> _Objective_
Copy each line of the entries that contains the word "color".

Collected data entries:
----
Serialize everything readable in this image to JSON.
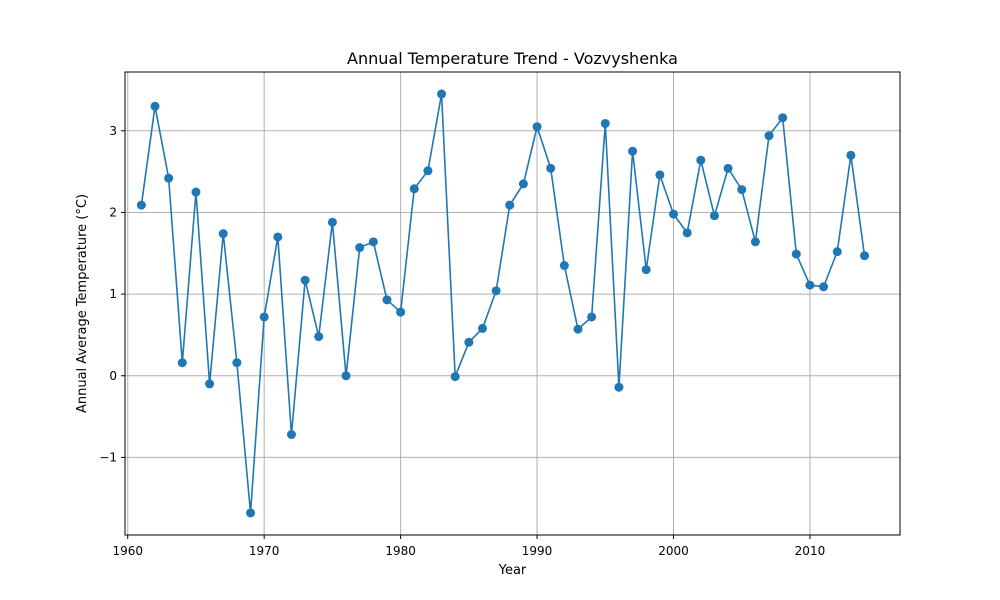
{
  "chart_data": {
    "type": "line",
    "title": "Annual Temperature Trend - Vozvyshenka",
    "xlabel": "Year",
    "ylabel": "Annual Average Temperature (°C)",
    "xlim": [
      1959.8,
      2016.6
    ],
    "ylim": [
      -1.95,
      3.72
    ],
    "xticks": [
      1960,
      1970,
      1980,
      1990,
      2000,
      2010
    ],
    "yticks": [
      -1,
      0,
      1,
      2,
      3
    ],
    "ytick_labels": [
      "−1",
      "0",
      "1",
      "2",
      "3"
    ],
    "grid": true,
    "color": "#1f77b4",
    "x": [
      1961,
      1962,
      1963,
      1964,
      1965,
      1966,
      1967,
      1968,
      1969,
      1970,
      1971,
      1972,
      1973,
      1974,
      1975,
      1976,
      1977,
      1978,
      1979,
      1980,
      1981,
      1982,
      1983,
      1984,
      1985,
      1986,
      1987,
      1988,
      1989,
      1990,
      1991,
      1992,
      1993,
      1994,
      1995,
      1996,
      1997,
      1998,
      1999,
      2000,
      2001,
      2002,
      2003,
      2004,
      2005,
      2006,
      2007,
      2008,
      2009,
      2010,
      2011,
      2012,
      2013,
      2014
    ],
    "y": [
      2.09,
      3.3,
      2.42,
      0.16,
      2.25,
      -0.1,
      1.74,
      0.16,
      -1.68,
      0.72,
      1.7,
      -0.72,
      1.17,
      0.48,
      1.88,
      0.0,
      1.57,
      1.64,
      0.93,
      0.78,
      2.29,
      2.51,
      3.45,
      -0.01,
      0.41,
      0.58,
      1.04,
      2.09,
      2.35,
      3.05,
      2.54,
      1.35,
      0.57,
      0.72,
      3.09,
      -0.14,
      2.75,
      1.3,
      2.46,
      1.98,
      1.75,
      2.64,
      1.96,
      2.54,
      2.28,
      1.64,
      2.94,
      3.16,
      1.49,
      1.11,
      1.09,
      1.52,
      2.7,
      1.47
    ]
  }
}
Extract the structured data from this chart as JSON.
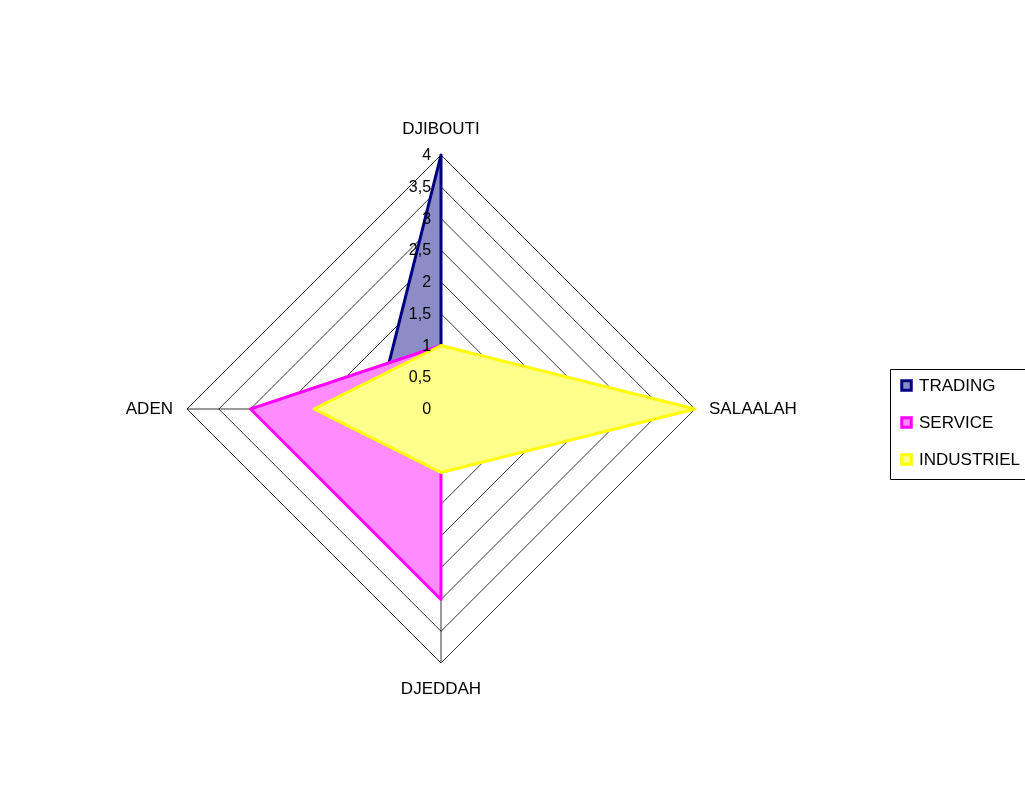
{
  "chart_data": {
    "type": "radar",
    "categories": [
      "DJIBOUTI",
      "SALAALAH",
      "DJEDDAH",
      "ADEN"
    ],
    "series": [
      {
        "name": "TRADING",
        "color": "#000080",
        "values": [
          4,
          0,
          0,
          1
        ]
      },
      {
        "name": "SERVICE",
        "color": "#ff00ff",
        "values": [
          1,
          0,
          3,
          3
        ]
      },
      {
        "name": "INDUSTRIEL",
        "color": "#ffff00",
        "values": [
          1,
          4,
          1,
          2
        ]
      }
    ],
    "ylim": [
      0,
      4
    ],
    "yticks": [
      0,
      {
        "value": 0.5,
        "label": "0,5"
      },
      1,
      {
        "value": 1.5,
        "label": "1,5"
      },
      2,
      {
        "value": 2.5,
        "label": "2,5"
      },
      3,
      {
        "value": 3.5,
        "label": "3,5"
      },
      4
    ],
    "grid": true,
    "legend": "right"
  }
}
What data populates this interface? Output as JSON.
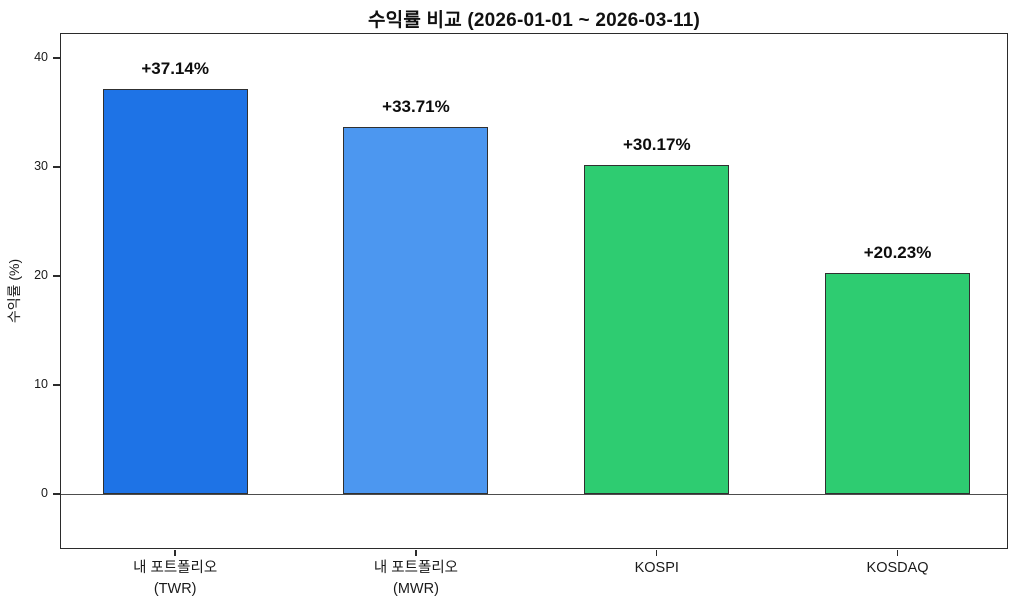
----
> _Response to this task_
    "color": "#1f77b4",
        "color": "#000080",
        "color": "#ff00ff",
        "color": "#ffff00",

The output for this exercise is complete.